## What the exercise asks
Give every line from the entries that contains "hendaklah".

################

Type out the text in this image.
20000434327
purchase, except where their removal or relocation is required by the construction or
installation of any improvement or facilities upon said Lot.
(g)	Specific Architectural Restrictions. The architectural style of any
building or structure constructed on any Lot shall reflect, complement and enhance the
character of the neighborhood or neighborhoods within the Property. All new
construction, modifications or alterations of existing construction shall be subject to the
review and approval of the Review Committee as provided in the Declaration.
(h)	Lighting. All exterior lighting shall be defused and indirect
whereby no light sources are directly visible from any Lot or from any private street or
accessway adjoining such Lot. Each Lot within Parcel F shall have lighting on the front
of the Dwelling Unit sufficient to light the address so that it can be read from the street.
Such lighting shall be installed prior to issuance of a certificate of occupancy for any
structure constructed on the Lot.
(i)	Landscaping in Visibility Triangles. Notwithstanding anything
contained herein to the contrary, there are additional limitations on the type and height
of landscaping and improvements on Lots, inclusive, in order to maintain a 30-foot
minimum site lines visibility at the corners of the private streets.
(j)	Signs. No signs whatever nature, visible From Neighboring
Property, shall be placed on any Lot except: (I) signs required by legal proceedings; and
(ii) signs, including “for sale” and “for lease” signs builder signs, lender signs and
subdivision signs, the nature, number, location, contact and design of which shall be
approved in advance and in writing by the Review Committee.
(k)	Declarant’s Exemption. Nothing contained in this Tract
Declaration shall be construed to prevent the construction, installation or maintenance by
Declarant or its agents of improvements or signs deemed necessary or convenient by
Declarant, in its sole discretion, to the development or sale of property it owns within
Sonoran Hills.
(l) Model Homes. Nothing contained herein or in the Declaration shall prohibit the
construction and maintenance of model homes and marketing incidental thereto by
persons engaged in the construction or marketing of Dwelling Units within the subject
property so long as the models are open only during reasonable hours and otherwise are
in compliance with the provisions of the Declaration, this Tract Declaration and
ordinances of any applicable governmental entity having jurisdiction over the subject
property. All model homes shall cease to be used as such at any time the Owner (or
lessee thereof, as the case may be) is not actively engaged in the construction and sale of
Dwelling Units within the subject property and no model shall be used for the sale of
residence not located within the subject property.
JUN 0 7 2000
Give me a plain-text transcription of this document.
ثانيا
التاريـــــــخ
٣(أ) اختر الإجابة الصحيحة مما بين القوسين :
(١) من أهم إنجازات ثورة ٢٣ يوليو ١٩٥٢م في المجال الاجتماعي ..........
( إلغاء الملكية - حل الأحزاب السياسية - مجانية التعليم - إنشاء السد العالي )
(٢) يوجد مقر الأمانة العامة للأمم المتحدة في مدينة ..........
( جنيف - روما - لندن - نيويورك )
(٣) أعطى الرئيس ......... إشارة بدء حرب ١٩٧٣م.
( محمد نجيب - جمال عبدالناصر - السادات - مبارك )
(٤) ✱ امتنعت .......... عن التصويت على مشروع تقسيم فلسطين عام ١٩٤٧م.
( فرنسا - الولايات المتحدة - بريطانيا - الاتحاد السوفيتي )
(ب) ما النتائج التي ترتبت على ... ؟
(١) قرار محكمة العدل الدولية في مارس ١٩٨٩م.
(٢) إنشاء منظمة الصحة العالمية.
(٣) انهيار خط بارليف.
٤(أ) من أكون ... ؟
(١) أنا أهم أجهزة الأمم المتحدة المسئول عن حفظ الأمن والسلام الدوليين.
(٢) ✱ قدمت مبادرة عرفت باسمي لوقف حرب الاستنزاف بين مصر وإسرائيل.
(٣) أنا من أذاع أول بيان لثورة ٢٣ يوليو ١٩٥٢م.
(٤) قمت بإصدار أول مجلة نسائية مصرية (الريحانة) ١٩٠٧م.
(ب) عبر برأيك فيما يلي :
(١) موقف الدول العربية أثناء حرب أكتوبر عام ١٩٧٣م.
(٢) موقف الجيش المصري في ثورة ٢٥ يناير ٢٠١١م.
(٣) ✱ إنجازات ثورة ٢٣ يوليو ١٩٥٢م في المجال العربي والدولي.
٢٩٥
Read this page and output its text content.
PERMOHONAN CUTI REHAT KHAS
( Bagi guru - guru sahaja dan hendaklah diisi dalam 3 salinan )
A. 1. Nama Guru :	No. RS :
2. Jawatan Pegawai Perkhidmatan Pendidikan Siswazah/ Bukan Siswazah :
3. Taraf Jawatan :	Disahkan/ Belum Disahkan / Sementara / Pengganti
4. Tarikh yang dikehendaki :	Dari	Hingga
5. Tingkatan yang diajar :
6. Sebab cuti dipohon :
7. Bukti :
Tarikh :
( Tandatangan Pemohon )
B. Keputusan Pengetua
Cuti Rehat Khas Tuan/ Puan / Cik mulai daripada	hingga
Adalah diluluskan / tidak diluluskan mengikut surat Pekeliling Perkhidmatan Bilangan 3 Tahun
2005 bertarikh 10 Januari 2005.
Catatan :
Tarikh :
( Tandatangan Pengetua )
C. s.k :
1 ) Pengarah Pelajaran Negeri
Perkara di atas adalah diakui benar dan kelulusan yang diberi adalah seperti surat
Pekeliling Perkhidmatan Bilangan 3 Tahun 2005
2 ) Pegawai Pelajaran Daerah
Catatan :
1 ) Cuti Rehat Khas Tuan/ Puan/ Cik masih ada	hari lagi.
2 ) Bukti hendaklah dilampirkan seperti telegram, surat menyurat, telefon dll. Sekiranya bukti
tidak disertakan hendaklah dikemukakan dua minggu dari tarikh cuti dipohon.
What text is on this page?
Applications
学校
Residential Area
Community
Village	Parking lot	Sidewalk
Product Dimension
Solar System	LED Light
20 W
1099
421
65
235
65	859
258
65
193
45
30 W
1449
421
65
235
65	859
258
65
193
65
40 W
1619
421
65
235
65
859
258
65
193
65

################

## Final answer
( Bagi guru - guru sahaja dan hendaklah diisi dalam 3 salinan )
2 ) Bukti hendaklah dilampirkan seperti telegram, surat menyurat, telefon dll. Sekiranya bukti
tidak disertakan hendaklah dikemukakan dua minggu dari tarikh cuti dipohon.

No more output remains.